▶ What you are asked to do: Will you transcribe the entries that follow, exactly and in full?

Excerpt from a dataset:
* * * *

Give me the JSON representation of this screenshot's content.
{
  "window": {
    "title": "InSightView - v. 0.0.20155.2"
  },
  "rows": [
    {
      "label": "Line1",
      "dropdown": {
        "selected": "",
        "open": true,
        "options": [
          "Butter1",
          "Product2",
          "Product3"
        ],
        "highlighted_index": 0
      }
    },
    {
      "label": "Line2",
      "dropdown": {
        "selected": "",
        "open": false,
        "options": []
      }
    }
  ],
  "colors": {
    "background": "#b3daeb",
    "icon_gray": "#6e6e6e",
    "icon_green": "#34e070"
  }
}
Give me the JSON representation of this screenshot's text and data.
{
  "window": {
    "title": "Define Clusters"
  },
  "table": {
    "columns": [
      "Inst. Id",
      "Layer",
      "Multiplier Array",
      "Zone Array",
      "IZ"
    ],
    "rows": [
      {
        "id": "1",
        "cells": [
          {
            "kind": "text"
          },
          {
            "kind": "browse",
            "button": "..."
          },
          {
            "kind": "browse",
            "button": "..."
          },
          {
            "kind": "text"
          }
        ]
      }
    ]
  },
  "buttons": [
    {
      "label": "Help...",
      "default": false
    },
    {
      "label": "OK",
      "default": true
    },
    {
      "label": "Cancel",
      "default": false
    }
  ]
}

* * * *

▶ Completed exercise:
Give me the JSON representation of this screenshot's content.
{
  "window": {
    "title": "InSightView - v. 0.0.20155.2"
  },
  "rows": [
    {
      "label": "Line1",
      "dropdown": {
        "selected": "",
        "open": true,
        "options": [
          "Butter1",
          "Product2",
          "Product3"
        ],
        "highlighted_index": 0
      }
    },
    {
      "label": "Line2",
      "dropdown": {
        "selected": "",
        "open": false,
        "options": []
      }
    }
  ],
  "colors": {
    "background": "#b3daeb",
    "icon_gray": "#6e6e6e",
    "icon_green": "#34e070"
  }
}
Give me the JSON representation of this screenshot's text and data.
{
  "window": {
    "title": "Define Clusters"
  },
  "table": {
    "columns": [
      "Inst. Id",
      "Layer",
      "Multiplier Array",
      "Zone Array",
      "IZ"
    ],
    "rows": [
      {
        "id": "1",
        "cells": [
          {
            "kind": "text"
          },
          {
            "kind": "browse",
            "button": "..."
          },
          {
            "kind": "browse",
            "button": "..."
          },
          {
            "kind": "text"
          }
        ]
      }
    ]
  },
  "buttons": [
    {
      "label": "Help...",
      "default": false
    },
    {
      "label": "OK",
      "default": true
    },
    {
      "label": "Cancel",
      "default": false
    }
  ]
}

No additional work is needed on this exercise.